Challenge:
All of the entries need to be written out again, exactly as they are.

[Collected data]
/---
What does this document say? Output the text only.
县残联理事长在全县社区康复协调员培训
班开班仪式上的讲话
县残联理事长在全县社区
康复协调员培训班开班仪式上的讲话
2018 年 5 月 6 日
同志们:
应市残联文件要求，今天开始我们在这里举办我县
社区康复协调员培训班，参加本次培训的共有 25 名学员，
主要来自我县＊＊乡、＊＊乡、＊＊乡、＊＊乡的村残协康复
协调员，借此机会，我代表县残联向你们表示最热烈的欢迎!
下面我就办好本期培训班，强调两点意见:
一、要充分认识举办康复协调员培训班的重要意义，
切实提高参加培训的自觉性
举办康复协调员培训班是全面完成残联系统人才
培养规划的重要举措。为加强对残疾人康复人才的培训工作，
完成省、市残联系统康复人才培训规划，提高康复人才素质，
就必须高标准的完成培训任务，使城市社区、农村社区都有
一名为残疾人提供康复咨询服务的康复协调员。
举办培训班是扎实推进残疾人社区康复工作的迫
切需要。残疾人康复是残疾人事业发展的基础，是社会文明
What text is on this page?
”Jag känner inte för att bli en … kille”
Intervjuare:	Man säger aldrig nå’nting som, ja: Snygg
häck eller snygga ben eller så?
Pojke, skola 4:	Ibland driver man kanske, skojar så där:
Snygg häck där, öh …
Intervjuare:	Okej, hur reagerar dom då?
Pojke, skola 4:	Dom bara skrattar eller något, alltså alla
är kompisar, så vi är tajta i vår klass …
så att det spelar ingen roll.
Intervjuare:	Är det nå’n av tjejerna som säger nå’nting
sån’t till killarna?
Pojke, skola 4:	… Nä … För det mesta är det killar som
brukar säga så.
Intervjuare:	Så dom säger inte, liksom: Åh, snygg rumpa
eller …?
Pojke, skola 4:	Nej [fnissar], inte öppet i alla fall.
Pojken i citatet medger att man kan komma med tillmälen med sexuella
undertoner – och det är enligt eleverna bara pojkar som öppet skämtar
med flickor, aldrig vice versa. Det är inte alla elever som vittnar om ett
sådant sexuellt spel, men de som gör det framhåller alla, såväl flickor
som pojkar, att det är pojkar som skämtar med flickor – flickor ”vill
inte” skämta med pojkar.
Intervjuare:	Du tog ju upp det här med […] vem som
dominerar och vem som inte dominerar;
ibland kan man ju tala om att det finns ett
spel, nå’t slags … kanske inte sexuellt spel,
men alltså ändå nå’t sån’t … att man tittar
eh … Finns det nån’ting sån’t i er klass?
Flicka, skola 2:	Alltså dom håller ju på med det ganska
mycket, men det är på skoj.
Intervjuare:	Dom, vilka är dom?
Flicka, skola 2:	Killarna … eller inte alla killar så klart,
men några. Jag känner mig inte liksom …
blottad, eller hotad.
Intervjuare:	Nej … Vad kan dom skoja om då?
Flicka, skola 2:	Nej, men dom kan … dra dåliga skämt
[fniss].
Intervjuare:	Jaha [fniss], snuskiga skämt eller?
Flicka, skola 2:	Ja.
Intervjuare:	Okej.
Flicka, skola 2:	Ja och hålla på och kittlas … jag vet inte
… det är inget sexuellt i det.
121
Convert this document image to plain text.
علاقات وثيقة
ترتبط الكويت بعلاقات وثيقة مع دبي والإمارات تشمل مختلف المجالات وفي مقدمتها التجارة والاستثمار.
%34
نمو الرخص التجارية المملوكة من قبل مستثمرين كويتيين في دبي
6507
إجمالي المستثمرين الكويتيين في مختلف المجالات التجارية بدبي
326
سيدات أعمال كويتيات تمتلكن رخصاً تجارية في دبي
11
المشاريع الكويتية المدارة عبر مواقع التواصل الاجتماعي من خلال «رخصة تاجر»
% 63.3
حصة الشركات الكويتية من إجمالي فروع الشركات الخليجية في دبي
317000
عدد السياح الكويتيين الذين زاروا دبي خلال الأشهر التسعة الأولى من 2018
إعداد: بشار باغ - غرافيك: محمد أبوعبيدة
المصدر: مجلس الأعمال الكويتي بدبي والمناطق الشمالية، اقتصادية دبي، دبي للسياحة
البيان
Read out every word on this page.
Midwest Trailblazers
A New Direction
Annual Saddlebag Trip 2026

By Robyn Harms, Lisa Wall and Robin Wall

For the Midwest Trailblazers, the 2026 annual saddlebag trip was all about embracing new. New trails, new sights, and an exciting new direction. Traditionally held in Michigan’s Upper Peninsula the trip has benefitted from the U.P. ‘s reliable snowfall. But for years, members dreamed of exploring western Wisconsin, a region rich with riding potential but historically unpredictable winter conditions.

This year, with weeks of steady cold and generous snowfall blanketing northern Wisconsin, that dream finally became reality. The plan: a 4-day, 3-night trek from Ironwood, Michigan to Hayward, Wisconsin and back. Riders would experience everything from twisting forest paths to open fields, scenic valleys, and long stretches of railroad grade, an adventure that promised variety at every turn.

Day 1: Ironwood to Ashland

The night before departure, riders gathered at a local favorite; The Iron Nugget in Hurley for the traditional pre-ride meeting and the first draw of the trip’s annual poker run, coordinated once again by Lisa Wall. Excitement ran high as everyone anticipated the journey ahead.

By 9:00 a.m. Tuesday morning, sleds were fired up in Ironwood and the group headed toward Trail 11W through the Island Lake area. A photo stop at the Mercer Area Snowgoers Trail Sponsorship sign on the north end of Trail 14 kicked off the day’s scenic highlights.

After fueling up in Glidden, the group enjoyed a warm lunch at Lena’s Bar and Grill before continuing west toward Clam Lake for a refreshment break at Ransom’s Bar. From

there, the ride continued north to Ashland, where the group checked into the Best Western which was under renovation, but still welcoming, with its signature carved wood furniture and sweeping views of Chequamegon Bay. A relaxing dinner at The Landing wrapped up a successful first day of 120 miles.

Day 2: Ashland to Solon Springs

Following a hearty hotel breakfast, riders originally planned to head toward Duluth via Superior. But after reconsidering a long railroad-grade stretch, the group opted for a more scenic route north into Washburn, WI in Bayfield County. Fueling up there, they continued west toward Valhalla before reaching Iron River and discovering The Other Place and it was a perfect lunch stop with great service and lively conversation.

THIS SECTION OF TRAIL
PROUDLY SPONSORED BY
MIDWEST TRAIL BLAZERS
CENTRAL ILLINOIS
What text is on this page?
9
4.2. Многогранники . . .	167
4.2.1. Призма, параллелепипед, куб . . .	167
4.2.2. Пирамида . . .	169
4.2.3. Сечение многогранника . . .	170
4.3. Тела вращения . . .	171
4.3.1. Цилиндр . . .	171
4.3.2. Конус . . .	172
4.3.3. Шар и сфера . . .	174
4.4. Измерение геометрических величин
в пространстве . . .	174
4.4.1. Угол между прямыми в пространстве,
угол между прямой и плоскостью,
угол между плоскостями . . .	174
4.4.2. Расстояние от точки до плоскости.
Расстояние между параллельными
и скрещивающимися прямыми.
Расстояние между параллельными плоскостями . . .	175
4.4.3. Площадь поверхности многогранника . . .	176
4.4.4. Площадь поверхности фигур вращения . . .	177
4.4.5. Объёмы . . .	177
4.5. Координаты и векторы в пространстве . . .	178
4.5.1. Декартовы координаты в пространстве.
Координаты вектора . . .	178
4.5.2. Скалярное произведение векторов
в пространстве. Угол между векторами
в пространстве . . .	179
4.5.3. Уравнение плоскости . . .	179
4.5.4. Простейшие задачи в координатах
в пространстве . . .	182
\---
Result of the exercise:
What does this document say? Output the text only.
县残联理事长在全县社区康复协调员培训
班开班仪式上的讲话
县残联理事长在全县社区
康复协调员培训班开班仪式上的讲话
2018 年 5 月 6 日
同志们:
应市残联文件要求，今天开始我们在这里举办我县
社区康复协调员培训班，参加本次培训的共有 25 名学员，
主要来自我县＊＊乡、＊＊乡、＊＊乡、＊＊乡的村残协康复
协调员，借此机会，我代表县残联向你们表示最热烈的欢迎!
下面我就办好本期培训班，强调两点意见:
一、要充分认识举办康复协调员培训班的重要意义，
切实提高参加培训的自觉性
举办康复协调员培训班是全面完成残联系统人才
培养规划的重要举措。为加强对残疾人康复人才的培训工作，
完成省、市残联系统康复人才培训规划，提高康复人才素质，
就必须高标准的完成培训任务，使城市社区、农村社区都有
一名为残疾人提供康复咨询服务的康复协调员。
举办培训班是扎实推进残疾人社区康复工作的迫
切需要。残疾人康复是残疾人事业发展的基础，是社会文明
What text is on this page?
”Jag känner inte för att bli en … kille”
Intervjuare:	Man säger aldrig nå’nting som, ja: Snygg
häck eller snygga ben eller så?
Pojke, skola 4:	Ibland driver man kanske, skojar så där:
Snygg häck där, öh …
Intervjuare:	Okej, hur reagerar dom då?
Pojke, skola 4:	Dom bara skrattar eller något, alltså alla
är kompisar, så vi är tajta i vår klass …
så att det spelar ingen roll.
Intervjuare:	Är det nå’n av tjejerna som säger nå’nting
sån’t till killarna?
Pojke, skola 4:	… Nä … För det mesta är det killar som
brukar säga så.
Intervjuare:	Så dom säger inte, liksom: Åh, snygg rumpa
eller …?
Pojke, skola 4:	Nej [fnissar], inte öppet i alla fall.
Pojken i citatet medger att man kan komma med tillmälen med sexuella
undertoner – och det är enligt eleverna bara pojkar som öppet skämtar
med flickor, aldrig vice versa. Det är inte alla elever som vittnar om ett
sådant sexuellt spel, men de som gör det framhåller alla, såväl flickor
som pojkar, att det är pojkar som skämtar med flickor – flickor ”vill
inte” skämta med pojkar.
Intervjuare:	Du tog ju upp det här med […] vem som
dominerar och vem som inte dominerar;
ibland kan man ju tala om att det finns ett
spel, nå’t slags … kanske inte sexuellt spel,
men alltså ändå nå’t sån’t … att man tittar
eh … Finns det nån’ting sån’t i er klass?
Flicka, skola 2:	Alltså dom håller ju på med det ganska
mycket, men det är på skoj.
Intervjuare:	Dom, vilka är dom?
Flicka, skola 2:	Killarna … eller inte alla killar så klart,
men några. Jag känner mig inte liksom …
blottad, eller hotad.
Intervjuare:	Nej … Vad kan dom skoja om då?
Flicka, skola 2:	Nej, men dom kan … dra dåliga skämt
[fniss].
Intervjuare:	Jaha [fniss], snuskiga skämt eller?
Flicka, skola 2:	Ja.
Intervjuare:	Okej.
Flicka, skola 2:	Ja och hålla på och kittlas … jag vet inte
… det är inget sexuellt i det.
121
Convert this document image to plain text.
علاقات وثيقة
ترتبط الكويت بعلاقات وثيقة مع دبي والإمارات تشمل مختلف المجالات وفي مقدمتها التجارة والاستثمار.
%34
نمو الرخص التجارية المملوكة من قبل مستثمرين كويتيين في دبي
6507
إجمالي المستثمرين الكويتيين في مختلف المجالات التجارية بدبي
326
سيدات أعمال كويتيات تمتلكن رخصاً تجارية في دبي
11
المشاريع الكويتية المدارة عبر مواقع التواصل الاجتماعي من خلال «رخصة تاجر»
% 63.3
حصة الشركات الكويتية من إجمالي فروع الشركات الخليجية في دبي
317000
عدد السياح الكويتيين الذين زاروا دبي خلال الأشهر التسعة الأولى من 2018
إعداد: بشار باغ - غرافيك: محمد أبوعبيدة
المصدر: مجلس الأعمال الكويتي بدبي والمناطق الشمالية، اقتصادية دبي، دبي للسياحة
البيان
Read out every word on this page.
Midwest Trailblazers
A New Direction
Annual Saddlebag Trip 2026

By Robyn Harms, Lisa Wall and Robin Wall

For the Midwest Trailblazers, the 2026 annual saddlebag trip was all about embracing new. New trails, new sights, and an exciting new direction. Traditionally held in Michigan’s Upper Peninsula the trip has benefitted from the U.P. ‘s reliable snowfall. But for years, members dreamed of exploring western Wisconsin, a region rich with riding potential but historically unpredictable winter conditions.

This year, with weeks of steady cold and generous snowfall blanketing northern Wisconsin, that dream finally became reality. The plan: a 4-day, 3-night trek from Ironwood, Michigan to Hayward, Wisconsin and back. Riders would experience everything from twisting forest paths to open fields, scenic valleys, and long stretches of railroad grade, an adventure that promised variety at every turn.

Day 1: Ironwood to Ashland

The night before departure, riders gathered at a local favorite; The Iron Nugget in Hurley for the traditional pre-ride meeting and the first draw of the trip’s annual poker run, coordinated once again by Lisa Wall. Excitement ran high as everyone anticipated the journey ahead.

By 9:00 a.m. Tuesday morning, sleds were fired up in Ironwood and the group headed toward Trail 11W through the Island Lake area. A photo stop at the Mercer Area Snowgoers Trail Sponsorship sign on the north end of Trail 14 kicked off the day’s scenic highlights.

After fueling up in Glidden, the group enjoyed a warm lunch at Lena’s Bar and Grill before continuing west toward Clam Lake for a refreshment break at Ransom’s Bar. From

there, the ride continued north to Ashland, where the group checked into the Best Western which was under renovation, but still welcoming, with its signature carved wood furniture and sweeping views of Chequamegon Bay. A relaxing dinner at The Landing wrapped up a successful first day of 120 miles.

Day 2: Ashland to Solon Springs

Following a hearty hotel breakfast, riders originally planned to head toward Duluth via Superior. But after reconsidering a long railroad-grade stretch, the group opted for a more scenic route north into Washburn, WI in Bayfield County. Fueling up there, they continued west toward Valhalla before reaching Iron River and discovering The Other Place and it was a perfect lunch stop with great service and lively conversation.

THIS SECTION OF TRAIL
PROUDLY SPONSORED BY
MIDWEST TRAIL BLAZERS
CENTRAL ILLINOIS
What text is on this page?
9
4.2. Многогранники . . .	167
4.2.1. Призма, параллелепипед, куб . . .	167
4.2.2. Пирамида . . .	169
4.2.3. Сечение многогранника . . .	170
4.3. Тела вращения . . .	171
4.3.1. Цилиндр . . .	171
4.3.2. Конус . . .	172
4.3.3. Шар и сфера . . .	174
4.4. Измерение геометрических величин
в пространстве . . .	174
4.4.1. Угол между прямыми в пространстве,
угол между прямой и плоскостью,
угол между плоскостями . . .	174
4.4.2. Расстояние от точки до плоскости.
Расстояние между параллельными
и скрещивающимися прямыми.
Расстояние между параллельными плоскостями . . .	175
4.4.3. Площадь поверхности многогранника . . .	176
4.4.4. Площадь поверхности фигур вращения . . .	177
4.4.5. Объёмы . . .	177
4.5. Координаты и векторы в пространстве . . .	178
4.5.1. Декартовы координаты в пространстве.
Координаты вектора . . .	178
4.5.2. Скалярное произведение векторов
в пространстве. Угол между векторами
в пространстве . . .	179
4.5.3. Уравнение плоскости . . .	179
4.5.4. Простейшие задачи в координатах
в пространстве . . .	182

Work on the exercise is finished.